Reproduce each line of the listing exactly.

--- START OF RECORDS ---

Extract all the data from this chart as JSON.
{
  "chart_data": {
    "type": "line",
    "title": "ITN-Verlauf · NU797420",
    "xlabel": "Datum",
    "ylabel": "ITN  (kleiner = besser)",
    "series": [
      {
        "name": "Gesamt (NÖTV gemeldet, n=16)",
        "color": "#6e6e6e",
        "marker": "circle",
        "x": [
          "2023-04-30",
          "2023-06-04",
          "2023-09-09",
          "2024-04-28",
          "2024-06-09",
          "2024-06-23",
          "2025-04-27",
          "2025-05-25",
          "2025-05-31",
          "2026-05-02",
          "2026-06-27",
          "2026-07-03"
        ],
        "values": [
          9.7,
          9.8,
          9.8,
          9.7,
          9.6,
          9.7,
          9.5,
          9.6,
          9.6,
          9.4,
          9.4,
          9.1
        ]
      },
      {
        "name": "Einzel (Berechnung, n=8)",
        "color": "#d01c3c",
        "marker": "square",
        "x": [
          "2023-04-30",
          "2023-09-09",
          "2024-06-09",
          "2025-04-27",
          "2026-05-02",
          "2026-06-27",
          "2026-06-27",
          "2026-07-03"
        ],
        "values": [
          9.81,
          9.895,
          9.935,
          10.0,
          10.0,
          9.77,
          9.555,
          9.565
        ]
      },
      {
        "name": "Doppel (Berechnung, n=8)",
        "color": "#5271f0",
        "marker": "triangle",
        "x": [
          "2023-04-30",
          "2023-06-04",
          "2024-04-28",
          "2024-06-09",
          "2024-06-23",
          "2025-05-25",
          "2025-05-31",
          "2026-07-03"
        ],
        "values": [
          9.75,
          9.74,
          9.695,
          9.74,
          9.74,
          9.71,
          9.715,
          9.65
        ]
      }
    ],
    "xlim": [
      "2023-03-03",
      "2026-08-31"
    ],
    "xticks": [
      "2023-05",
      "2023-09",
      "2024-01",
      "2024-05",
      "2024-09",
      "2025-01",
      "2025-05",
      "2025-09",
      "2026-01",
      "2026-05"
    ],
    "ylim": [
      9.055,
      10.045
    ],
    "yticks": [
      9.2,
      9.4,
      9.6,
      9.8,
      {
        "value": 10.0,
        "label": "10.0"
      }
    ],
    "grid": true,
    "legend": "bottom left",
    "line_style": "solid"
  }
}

--- END OF RECORDS ---

** RESULT FOR THIS TASK **
Extract all the data from this chart as JSON.
{
  "chart_data": {
    "type": "line",
    "title": "ITN-Verlauf · NU797420",
    "xlabel": "Datum",
    "ylabel": "ITN  (kleiner = besser)",
    "series": [
      {
        "name": "Gesamt (NÖTV gemeldet, n=16)",
        "color": "#6e6e6e",
        "marker": "circle",
        "x": [
          "2023-04-30",
          "2023-06-04",
          "2023-09-09",
          "2024-04-28",
          "2024-06-09",
          "2024-06-23",
          "2025-04-27",
          "2025-05-25",
          "2025-05-31",
          "2026-05-02",
          "2026-06-27",
          "2026-07-03"
        ],
        "values": [
          9.7,
          9.8,
          9.8,
          9.7,
          9.6,
          9.7,
          9.5,
          9.6,
          9.6,
          9.4,
          9.4,
          9.1
        ]
      },
      {
        "name": "Einzel (Berechnung, n=8)",
        "color": "#d01c3c",
        "marker": "square",
        "x": [
          "2023-04-30",
          "2023-09-09",
          "2024-06-09",
          "2025-04-27",
          "2026-05-02",
          "2026-06-27",
          "2026-06-27",
          "2026-07-03"
        ],
        "values": [
          9.81,
          9.895,
          9.935,
          10.0,
          10.0,
          9.77,
          9.555,
          9.565
        ]
      },
      {
        "name": "Doppel (Berechnung, n=8)",
        "color": "#5271f0",
        "marker": "triangle",
        "x": [
          "2023-04-30",
          "2023-06-04",
          "2024-04-28",
          "2024-06-09",
          "2024-06-23",
          "2025-05-25",
          "2025-05-31",
          "2026-07-03"
        ],
        "values": [
          9.75,
          9.74,
          9.695,
          9.74,
          9.74,
          9.71,
          9.715,
          9.65
        ]
      }
    ],
    "xlim": [
      "2023-03-03",
      "2026-08-31"
    ],
    "xticks": [
      "2023-05",
      "2023-09",
      "2024-01",
      "2024-05",
      "2024-09",
      "2025-01",
      "2025-05",
      "2025-09",
      "2026-01",
      "2026-05"
    ],
    "ylim": [
      9.055,
      10.045
    ],
    "yticks": [
      9.2,
      9.4,
      9.6,
      9.8,
      {
        "value": 10.0,
        "label": "10.0"
      }
    ],
    "grid": true,
    "legend": "bottom left",
    "line_style": "solid"
  }
}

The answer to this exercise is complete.